Start of Material provided
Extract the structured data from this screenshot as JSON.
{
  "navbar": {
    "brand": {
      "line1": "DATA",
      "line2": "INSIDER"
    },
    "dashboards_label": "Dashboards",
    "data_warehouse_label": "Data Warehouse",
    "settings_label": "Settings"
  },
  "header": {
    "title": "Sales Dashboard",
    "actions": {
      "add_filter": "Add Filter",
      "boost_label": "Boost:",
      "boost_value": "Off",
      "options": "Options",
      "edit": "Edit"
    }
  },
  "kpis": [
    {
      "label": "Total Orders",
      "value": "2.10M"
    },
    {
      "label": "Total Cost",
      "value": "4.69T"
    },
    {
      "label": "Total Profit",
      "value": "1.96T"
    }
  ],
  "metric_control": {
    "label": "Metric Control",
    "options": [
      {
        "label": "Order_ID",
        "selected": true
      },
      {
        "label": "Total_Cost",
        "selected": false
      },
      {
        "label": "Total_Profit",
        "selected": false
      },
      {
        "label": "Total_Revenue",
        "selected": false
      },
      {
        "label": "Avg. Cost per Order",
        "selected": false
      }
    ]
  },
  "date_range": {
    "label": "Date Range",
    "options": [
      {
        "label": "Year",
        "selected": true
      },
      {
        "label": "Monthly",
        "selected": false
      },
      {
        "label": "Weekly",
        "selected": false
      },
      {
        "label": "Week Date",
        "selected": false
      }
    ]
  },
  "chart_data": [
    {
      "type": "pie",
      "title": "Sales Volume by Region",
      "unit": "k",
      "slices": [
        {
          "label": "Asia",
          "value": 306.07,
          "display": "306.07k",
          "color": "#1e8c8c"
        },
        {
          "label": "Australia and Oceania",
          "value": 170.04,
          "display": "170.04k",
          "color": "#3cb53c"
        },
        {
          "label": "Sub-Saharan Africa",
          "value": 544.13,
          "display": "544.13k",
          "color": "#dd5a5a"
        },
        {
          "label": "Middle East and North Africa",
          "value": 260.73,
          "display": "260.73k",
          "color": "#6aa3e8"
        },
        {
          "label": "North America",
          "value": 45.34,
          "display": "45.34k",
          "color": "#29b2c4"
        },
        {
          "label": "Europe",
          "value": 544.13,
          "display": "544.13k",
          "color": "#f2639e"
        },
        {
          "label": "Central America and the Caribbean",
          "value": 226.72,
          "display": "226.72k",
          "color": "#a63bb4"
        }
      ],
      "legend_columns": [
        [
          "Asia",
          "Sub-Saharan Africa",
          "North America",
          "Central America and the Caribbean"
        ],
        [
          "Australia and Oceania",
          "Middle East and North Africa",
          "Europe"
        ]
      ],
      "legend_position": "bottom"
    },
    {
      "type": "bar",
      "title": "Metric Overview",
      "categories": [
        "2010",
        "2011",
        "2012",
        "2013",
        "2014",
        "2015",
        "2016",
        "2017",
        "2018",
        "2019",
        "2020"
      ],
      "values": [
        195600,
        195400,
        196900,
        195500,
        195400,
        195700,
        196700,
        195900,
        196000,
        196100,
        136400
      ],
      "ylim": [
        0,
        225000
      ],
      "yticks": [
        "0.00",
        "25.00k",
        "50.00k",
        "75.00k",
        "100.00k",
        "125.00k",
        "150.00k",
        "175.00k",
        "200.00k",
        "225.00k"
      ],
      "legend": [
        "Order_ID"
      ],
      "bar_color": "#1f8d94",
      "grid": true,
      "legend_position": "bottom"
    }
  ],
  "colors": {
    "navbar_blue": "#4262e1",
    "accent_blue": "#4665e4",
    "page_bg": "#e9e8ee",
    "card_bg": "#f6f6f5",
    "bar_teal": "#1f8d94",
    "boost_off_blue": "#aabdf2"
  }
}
End of Material provided
(Goal):
From the first line to the last, retype the data exactly.

(Answer):
Extract the structured data from this screenshot as JSON.
{
  "navbar": {
    "brand": {
      "line1": "DATA",
      "line2": "INSIDER"
    },
    "dashboards_label": "Dashboards",
    "data_warehouse_label": "Data Warehouse",
    "settings_label": "Settings"
  },
  "header": {
    "title": "Sales Dashboard",
    "actions": {
      "add_filter": "Add Filter",
      "boost_label": "Boost:",
      "boost_value": "Off",
      "options": "Options",
      "edit": "Edit"
    }
  },
  "kpis": [
    {
      "label": "Total Orders",
      "value": "2.10M"
    },
    {
      "label": "Total Cost",
      "value": "4.69T"
    },
    {
      "label": "Total Profit",
      "value": "1.96T"
    }
  ],
  "metric_control": {
    "label": "Metric Control",
    "options": [
      {
        "label": "Order_ID",
        "selected": true
      },
      {
        "label": "Total_Cost",
        "selected": false
      },
      {
        "label": "Total_Profit",
        "selected": false
      },
      {
        "label": "Total_Revenue",
        "selected": false
      },
      {
        "label": "Avg. Cost per Order",
        "selected": false
      }
    ]
  },
  "date_range": {
    "label": "Date Range",
    "options": [
      {
        "label": "Year",
        "selected": true
      },
      {
        "label": "Monthly",
        "selected": false
      },
      {
        "label": "Weekly",
        "selected": false
      },
      {
        "label": "Week Date",
        "selected": false
      }
    ]
  },
  "chart_data": [
    {
      "type": "pie",
      "title": "Sales Volume by Region",
      "unit": "k",
      "slices": [
        {
          "label": "Asia",
          "value": 306.07,
          "display": "306.07k",
          "color": "#1e8c8c"
        },
        {
          "label": "Australia and Oceania",
          "value": 170.04,
          "display": "170.04k",
          "color": "#3cb53c"
        },
        {
          "label": "Sub-Saharan Africa",
          "value": 544.13,
          "display": "544.13k",
          "color": "#dd5a5a"
        },
        {
          "label": "Middle East and North Africa",
          "value": 260.73,
          "display": "260.73k",
          "color": "#6aa3e8"
        },
        {
          "label": "North America",
          "value": 45.34,
          "display": "45.34k",
          "color": "#29b2c4"
        },
        {
          "label": "Europe",
          "value": 544.13,
          "display": "544.13k",
          "color": "#f2639e"
        },
        {
          "label": "Central America and the Caribbean",
          "value": 226.72,
          "display": "226.72k",
          "color": "#a63bb4"
        }
      ],
      "legend_columns": [
        [
          "Asia",
          "Sub-Saharan Africa",
          "North America",
          "Central America and the Caribbean"
        ],
        [
          "Australia and Oceania",
          "Middle East and North Africa",
          "Europe"
        ]
      ],
      "legend_position": "bottom"
    },
    {
      "type": "bar",
      "title": "Metric Overview",
      "categories": [
        "2010",
        "2011",
        "2012",
        "2013",
        "2014",
        "2015",
        "2016",
        "2017",
        "2018",
        "2019",
        "2020"
      ],
      "values": [
        195600,
        195400,
        196900,
        195500,
        195400,
        195700,
        196700,
        195900,
        196000,
        196100,
        136400
      ],
      "ylim": [
        0,
        225000
      ],
      "yticks": [
        "0.00",
        "25.00k",
        "50.00k",
        "75.00k",
        "100.00k",
        "125.00k",
        "150.00k",
        "175.00k",
        "200.00k",
        "225.00k"
      ],
      "legend": [
        "Order_ID"
      ],
      "bar_color": "#1f8d94",
      "grid": true,
      "legend_position": "bottom"
    }
  ],
  "colors": {
    "navbar_blue": "#4262e1",
    "accent_blue": "#4665e4",
    "page_bg": "#e9e8ee",
    "card_bg": "#f6f6f5",
    "bar_teal": "#1f8d94",
    "boost_off_blue": "#aabdf2"
  }
}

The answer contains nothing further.